# Dataset extract start
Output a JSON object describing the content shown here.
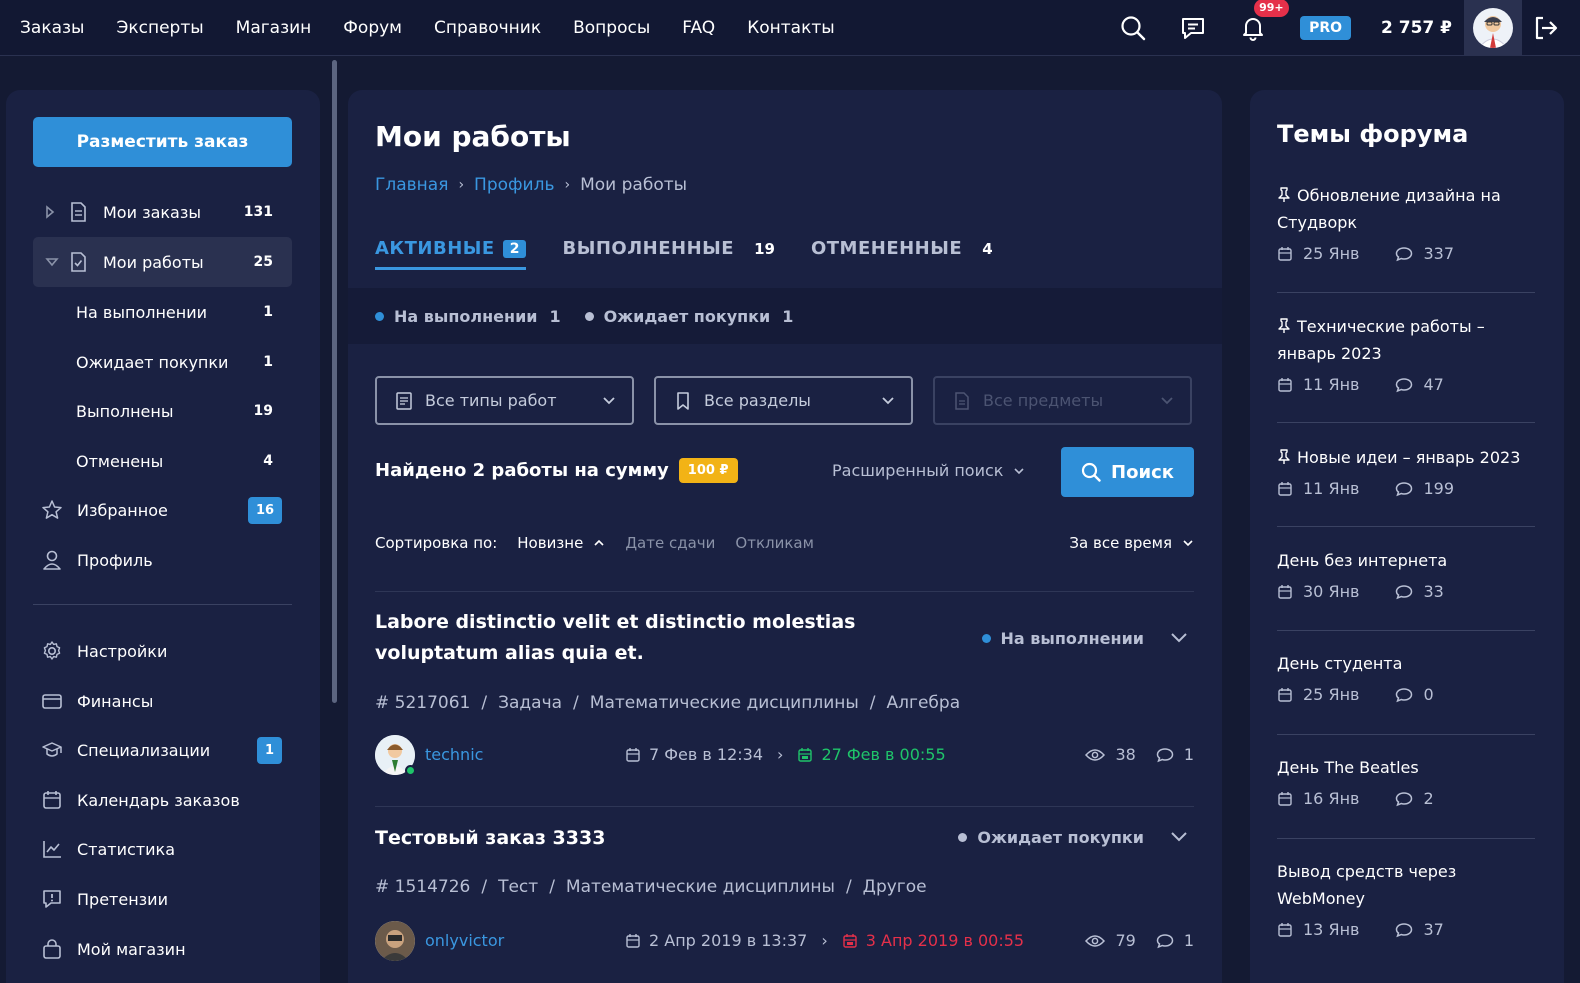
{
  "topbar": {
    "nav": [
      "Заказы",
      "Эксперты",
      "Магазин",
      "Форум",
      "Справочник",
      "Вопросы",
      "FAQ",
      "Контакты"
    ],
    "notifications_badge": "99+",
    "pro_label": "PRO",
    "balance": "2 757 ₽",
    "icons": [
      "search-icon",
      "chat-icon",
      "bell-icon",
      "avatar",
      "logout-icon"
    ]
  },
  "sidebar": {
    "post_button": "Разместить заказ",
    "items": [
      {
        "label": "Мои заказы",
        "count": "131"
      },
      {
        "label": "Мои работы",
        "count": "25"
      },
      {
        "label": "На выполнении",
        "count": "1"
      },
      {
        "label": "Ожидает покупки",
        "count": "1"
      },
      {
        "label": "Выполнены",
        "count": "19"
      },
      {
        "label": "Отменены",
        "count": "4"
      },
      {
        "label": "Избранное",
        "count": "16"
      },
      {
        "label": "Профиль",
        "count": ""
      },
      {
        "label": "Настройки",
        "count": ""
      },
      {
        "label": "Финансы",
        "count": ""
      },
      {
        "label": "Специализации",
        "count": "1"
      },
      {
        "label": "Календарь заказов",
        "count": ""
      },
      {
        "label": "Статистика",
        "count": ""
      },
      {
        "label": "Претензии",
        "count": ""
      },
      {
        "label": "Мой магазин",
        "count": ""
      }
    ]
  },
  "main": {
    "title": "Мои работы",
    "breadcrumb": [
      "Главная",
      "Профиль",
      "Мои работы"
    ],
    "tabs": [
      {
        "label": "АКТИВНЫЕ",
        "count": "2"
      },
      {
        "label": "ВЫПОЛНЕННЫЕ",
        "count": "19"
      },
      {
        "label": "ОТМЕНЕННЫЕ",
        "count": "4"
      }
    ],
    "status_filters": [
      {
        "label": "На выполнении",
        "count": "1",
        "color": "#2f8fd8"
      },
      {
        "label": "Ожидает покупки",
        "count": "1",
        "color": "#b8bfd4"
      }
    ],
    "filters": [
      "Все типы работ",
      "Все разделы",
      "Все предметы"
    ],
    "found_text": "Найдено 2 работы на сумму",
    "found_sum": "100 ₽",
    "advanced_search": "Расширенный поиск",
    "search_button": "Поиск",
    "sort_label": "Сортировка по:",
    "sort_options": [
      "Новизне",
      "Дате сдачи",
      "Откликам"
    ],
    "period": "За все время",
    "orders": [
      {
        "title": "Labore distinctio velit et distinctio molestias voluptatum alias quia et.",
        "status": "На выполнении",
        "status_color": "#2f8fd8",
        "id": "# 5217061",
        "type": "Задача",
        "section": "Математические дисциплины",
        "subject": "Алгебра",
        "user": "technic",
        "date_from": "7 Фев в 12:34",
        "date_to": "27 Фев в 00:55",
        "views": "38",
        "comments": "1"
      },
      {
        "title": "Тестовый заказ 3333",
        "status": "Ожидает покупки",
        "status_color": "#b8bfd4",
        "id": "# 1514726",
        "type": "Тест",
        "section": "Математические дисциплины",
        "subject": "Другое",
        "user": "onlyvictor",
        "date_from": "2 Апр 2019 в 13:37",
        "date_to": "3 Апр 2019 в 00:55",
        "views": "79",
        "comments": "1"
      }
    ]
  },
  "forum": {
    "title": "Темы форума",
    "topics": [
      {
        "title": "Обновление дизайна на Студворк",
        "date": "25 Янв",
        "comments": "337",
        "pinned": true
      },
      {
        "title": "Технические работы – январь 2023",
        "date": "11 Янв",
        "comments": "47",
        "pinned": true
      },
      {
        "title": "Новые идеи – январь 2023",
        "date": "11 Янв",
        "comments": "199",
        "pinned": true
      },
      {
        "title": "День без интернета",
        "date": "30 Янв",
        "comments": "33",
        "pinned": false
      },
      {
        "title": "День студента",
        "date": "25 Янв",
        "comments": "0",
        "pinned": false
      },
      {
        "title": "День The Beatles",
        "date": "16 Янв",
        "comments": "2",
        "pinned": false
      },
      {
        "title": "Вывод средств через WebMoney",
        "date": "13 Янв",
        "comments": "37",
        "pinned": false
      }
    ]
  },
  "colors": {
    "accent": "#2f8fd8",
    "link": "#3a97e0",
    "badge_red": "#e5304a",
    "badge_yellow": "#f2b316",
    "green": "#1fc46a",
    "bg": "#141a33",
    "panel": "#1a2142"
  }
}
# Dataset extract end
# Dataset extract start
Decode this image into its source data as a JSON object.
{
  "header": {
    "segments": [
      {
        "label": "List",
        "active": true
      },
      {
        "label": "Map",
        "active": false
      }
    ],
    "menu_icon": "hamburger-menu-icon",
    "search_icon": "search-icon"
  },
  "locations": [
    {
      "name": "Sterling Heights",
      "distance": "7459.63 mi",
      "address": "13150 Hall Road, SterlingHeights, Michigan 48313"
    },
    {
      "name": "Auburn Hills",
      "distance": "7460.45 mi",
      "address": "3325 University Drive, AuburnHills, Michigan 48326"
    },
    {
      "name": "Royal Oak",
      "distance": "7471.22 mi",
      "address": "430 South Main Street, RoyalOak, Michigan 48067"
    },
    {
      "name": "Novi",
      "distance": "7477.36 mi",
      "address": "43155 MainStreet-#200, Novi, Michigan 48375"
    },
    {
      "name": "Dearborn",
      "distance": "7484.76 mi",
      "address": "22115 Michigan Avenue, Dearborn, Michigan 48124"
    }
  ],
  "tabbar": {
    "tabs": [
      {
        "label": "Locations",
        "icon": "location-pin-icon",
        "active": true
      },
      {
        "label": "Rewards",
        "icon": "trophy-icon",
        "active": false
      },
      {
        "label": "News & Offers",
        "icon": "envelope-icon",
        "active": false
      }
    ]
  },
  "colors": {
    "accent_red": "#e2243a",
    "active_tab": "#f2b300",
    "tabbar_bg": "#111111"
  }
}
# Dataset extract end
# Dataset extract start
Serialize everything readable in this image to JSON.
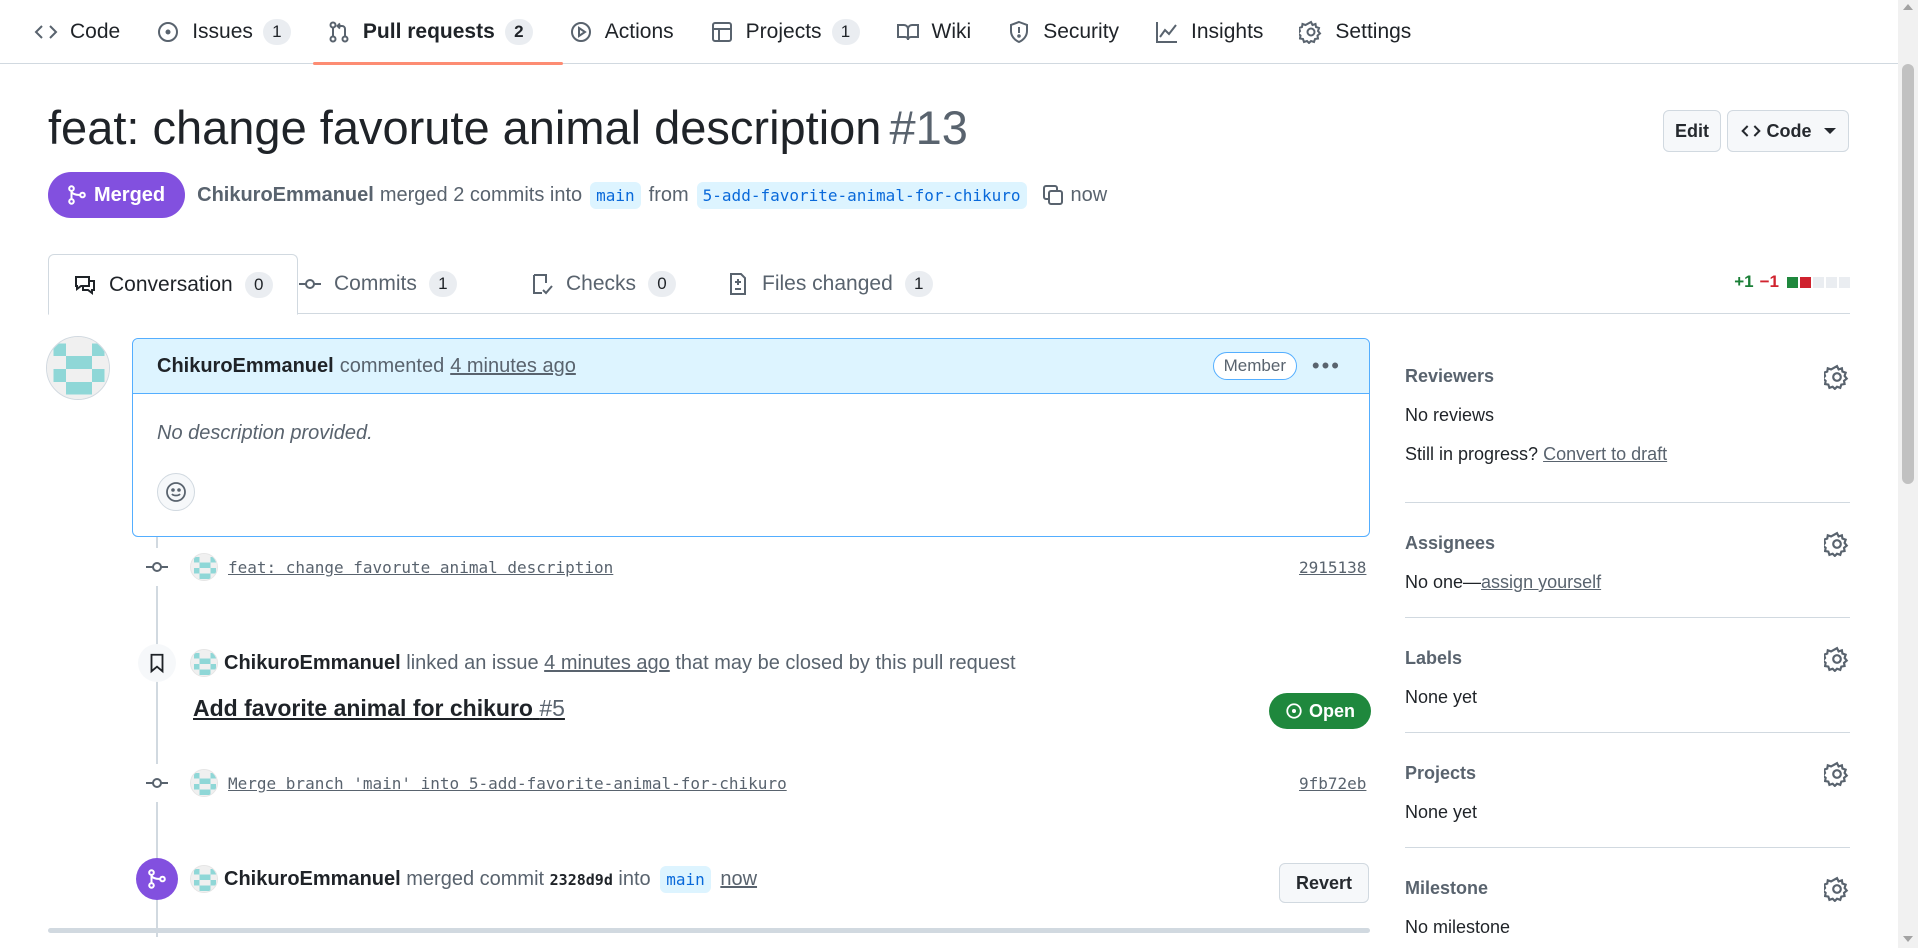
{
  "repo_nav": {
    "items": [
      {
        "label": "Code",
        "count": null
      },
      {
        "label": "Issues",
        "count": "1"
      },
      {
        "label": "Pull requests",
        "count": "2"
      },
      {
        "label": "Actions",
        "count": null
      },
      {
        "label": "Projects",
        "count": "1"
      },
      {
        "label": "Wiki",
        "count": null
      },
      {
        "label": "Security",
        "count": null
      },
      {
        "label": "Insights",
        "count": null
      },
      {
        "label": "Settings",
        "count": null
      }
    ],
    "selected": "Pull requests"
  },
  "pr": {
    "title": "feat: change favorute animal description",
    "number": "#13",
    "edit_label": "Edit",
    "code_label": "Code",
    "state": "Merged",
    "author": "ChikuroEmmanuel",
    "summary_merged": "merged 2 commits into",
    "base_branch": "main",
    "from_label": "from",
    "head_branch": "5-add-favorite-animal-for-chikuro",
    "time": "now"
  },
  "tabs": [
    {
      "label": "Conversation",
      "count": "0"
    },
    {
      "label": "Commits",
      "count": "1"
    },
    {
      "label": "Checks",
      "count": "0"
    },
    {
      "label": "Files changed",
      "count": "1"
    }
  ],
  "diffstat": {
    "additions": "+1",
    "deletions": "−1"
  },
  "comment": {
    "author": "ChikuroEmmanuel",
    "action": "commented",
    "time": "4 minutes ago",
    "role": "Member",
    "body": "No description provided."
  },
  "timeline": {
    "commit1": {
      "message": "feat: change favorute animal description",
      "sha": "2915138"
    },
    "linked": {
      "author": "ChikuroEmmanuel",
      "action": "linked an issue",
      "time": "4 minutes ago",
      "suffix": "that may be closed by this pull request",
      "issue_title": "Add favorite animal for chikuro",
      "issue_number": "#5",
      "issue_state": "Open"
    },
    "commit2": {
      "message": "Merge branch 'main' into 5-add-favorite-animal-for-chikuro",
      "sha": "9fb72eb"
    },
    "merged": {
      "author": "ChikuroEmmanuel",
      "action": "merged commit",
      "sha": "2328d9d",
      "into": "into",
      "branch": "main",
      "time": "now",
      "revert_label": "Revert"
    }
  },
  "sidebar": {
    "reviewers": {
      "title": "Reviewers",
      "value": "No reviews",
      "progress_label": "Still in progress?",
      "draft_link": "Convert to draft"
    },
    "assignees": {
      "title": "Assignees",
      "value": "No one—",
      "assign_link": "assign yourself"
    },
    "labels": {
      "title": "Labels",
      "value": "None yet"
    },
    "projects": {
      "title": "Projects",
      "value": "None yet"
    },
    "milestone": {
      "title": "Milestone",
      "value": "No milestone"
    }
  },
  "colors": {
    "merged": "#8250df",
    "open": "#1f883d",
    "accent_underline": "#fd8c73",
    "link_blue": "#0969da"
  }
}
# Dataset extract end
◆ What needs to be done
Of the lines above, how many contain the word "feat"? Provide the number and nothing else.

◆ The result
2